-- begin Recorded information --

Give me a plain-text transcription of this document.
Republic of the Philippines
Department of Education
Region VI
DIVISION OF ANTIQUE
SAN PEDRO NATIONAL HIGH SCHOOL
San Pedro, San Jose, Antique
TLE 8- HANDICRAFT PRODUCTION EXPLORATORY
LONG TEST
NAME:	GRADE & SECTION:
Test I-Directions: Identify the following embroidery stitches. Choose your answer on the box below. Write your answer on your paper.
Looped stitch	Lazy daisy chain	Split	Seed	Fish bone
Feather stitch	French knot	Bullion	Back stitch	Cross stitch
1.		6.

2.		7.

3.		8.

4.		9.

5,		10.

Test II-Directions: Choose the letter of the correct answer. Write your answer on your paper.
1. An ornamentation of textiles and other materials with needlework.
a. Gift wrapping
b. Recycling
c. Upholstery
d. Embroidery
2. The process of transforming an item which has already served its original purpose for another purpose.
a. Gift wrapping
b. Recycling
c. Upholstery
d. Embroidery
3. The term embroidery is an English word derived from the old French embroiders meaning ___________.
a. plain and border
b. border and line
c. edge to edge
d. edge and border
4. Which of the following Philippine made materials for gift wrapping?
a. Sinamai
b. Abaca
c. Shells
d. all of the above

-- end Recorded information --

— Exercise —
Return every line exactly.

— Output below —
Give me a plain-text transcription of this document.
Republic of the Philippines
Department of Education
Region VI
DIVISION OF ANTIQUE
SAN PEDRO NATIONAL HIGH SCHOOL
San Pedro, San Jose, Antique
TLE 8- HANDICRAFT PRODUCTION EXPLORATORY
LONG TEST
NAME:	GRADE & SECTION:
Test I-Directions: Identify the following embroidery stitches. Choose your answer on the box below. Write your answer on your paper.
Looped stitch	Lazy daisy chain	Split	Seed	Fish bone
Feather stitch	French knot	Bullion	Back stitch	Cross stitch
1.		6.

2.		7.

3.		8.

4.		9.

5,		10.

Test II-Directions: Choose the letter of the correct answer. Write your answer on your paper.
1. An ornamentation of textiles and other materials with needlework.
a. Gift wrapping
b. Recycling
c. Upholstery
d. Embroidery
2. The process of transforming an item which has already served its original purpose for another purpose.
a. Gift wrapping
b. Recycling
c. Upholstery
d. Embroidery
3. The term embroidery is an English word derived from the old French embroiders meaning ___________.
a. plain and border
b. border and line
c. edge to edge
d. edge and border
4. Which of the following Philippine made materials for gift wrapping?
a. Sinamai
b. Abaca
c. Shells
d. all of the above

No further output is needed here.